Pull out each line of the data that includes the word "eaux".

┏━━

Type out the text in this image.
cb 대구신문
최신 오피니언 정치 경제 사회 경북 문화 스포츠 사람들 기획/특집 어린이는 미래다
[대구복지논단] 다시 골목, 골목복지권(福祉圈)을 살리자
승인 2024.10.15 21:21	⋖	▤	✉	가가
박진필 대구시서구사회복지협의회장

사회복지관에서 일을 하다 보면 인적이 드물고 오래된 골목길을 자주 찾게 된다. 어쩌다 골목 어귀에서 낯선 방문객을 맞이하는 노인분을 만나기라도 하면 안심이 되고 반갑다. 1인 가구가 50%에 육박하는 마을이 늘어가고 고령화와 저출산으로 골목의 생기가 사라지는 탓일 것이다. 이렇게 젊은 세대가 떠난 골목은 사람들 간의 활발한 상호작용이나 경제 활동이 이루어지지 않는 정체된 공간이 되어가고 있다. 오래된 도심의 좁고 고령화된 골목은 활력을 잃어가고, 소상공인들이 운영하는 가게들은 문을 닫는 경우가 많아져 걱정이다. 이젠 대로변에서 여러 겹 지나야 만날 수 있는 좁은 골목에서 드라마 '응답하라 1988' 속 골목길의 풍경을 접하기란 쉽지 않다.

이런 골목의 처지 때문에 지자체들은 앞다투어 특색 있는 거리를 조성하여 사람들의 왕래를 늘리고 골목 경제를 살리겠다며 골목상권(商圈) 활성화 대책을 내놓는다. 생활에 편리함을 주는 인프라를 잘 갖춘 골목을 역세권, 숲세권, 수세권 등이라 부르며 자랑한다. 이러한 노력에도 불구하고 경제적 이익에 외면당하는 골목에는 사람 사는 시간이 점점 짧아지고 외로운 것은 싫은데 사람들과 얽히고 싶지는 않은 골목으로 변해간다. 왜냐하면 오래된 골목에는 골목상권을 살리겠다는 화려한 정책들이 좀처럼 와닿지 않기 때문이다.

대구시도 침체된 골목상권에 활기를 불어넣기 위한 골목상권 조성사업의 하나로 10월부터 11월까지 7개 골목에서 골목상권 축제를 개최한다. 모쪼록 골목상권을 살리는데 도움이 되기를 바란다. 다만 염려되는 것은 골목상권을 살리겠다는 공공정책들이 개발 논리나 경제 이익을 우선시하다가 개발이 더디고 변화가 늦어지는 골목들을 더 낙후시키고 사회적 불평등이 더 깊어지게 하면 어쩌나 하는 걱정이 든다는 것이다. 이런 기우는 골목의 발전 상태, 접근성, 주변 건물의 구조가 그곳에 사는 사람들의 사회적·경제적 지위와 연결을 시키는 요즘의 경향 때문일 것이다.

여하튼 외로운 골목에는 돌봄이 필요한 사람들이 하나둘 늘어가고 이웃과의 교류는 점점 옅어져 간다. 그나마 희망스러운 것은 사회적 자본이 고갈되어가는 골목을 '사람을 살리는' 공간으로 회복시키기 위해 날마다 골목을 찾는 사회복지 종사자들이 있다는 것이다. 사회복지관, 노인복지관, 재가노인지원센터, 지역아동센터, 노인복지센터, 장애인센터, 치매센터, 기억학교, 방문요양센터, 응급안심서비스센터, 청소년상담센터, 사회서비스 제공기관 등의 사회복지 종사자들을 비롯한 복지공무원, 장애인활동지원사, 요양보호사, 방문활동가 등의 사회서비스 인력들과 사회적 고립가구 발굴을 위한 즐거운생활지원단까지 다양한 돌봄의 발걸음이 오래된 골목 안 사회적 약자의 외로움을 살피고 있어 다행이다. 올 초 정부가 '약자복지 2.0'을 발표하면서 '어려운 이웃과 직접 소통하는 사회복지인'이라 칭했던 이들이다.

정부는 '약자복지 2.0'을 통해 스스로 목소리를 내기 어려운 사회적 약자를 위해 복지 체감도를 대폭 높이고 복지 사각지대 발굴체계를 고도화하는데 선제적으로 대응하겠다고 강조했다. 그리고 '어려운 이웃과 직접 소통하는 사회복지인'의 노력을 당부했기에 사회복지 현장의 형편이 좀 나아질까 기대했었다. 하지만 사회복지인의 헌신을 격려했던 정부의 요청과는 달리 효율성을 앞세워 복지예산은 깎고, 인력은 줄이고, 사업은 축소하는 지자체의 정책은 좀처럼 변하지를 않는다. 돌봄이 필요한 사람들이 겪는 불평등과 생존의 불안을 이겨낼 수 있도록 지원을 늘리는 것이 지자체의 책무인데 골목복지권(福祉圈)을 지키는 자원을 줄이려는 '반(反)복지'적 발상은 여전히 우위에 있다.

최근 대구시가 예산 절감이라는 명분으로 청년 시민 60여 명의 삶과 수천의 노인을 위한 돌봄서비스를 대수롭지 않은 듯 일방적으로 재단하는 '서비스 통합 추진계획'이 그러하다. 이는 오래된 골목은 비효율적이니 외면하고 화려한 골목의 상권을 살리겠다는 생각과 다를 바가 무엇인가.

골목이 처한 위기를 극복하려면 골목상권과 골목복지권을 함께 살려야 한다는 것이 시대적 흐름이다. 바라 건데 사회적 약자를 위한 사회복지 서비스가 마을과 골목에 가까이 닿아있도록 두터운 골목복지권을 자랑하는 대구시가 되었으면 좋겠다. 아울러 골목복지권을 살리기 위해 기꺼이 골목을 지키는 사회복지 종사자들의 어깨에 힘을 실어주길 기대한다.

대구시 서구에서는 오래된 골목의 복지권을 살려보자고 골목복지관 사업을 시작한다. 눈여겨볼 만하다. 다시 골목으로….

┗━━
┏━━

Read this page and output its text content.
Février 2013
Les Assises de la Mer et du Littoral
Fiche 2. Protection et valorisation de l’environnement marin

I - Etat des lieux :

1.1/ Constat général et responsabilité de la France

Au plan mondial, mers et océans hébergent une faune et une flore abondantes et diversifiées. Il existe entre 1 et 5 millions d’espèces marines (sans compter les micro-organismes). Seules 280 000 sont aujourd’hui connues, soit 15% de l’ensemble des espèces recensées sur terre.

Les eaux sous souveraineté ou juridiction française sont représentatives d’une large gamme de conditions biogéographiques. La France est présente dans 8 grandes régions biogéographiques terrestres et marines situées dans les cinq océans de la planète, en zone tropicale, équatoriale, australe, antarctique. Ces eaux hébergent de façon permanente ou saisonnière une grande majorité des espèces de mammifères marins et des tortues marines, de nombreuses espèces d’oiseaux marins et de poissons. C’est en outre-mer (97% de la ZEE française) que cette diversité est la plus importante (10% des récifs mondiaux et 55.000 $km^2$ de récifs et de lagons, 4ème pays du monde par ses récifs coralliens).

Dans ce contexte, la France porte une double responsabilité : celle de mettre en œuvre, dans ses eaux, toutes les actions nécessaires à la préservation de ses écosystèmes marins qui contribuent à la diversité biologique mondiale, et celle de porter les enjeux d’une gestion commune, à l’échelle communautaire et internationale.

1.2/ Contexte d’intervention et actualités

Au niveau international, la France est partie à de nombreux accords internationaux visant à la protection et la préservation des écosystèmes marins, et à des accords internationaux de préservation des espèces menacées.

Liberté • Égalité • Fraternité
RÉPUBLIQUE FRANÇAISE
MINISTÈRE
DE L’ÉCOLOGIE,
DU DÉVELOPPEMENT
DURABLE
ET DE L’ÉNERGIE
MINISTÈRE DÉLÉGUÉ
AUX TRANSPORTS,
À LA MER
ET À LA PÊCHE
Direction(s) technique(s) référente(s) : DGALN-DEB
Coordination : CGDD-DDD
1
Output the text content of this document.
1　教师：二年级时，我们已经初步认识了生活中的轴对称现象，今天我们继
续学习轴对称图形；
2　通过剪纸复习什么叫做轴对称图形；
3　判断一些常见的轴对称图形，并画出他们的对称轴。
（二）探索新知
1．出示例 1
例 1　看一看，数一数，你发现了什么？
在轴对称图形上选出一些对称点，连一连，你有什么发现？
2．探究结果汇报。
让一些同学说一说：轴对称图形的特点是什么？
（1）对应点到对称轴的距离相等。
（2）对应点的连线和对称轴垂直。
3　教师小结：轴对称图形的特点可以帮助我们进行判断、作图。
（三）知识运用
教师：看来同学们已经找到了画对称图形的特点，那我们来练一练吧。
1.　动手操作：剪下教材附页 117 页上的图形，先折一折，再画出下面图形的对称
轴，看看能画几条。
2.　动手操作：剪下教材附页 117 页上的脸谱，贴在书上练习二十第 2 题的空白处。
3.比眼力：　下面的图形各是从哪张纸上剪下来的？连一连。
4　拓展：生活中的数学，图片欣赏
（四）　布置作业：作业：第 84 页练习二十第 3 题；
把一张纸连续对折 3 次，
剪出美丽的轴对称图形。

┗━━

Solution to this problem:
Les eaux sous souveraineté ou juridiction française sont représentatives d’une large gamme de conditions biogéographiques. La France est présente dans 8 grandes régions biogéographiques terrestres et marines situées dans les cinq océans de la planète, en zone tropicale, équatoriale, australe, antarctique. Ces eaux hébergent de façon permanente ou saisonnière une grande majorité des espèces de mammifères marins et des tortues marines, de nombreuses espèces d’oiseaux marins et de poissons. C’est en outre-mer (97% de la ZEE française) que cette diversité est la plus importante (10% des récifs mondiaux et 55.000 $km^2$ de récifs et de lagons, 4ème pays du monde par ses récifs coralliens).
Dans ce contexte, la France porte une double responsabilité : celle de mettre en œuvre, dans ses eaux, toutes les actions nécessaires à la préservation de ses écosystèmes marins qui contribuent à la diversité biologique mondiale, et celle de porter les enjeux d’une gestion commune, à l’échelle communautaire et internationale.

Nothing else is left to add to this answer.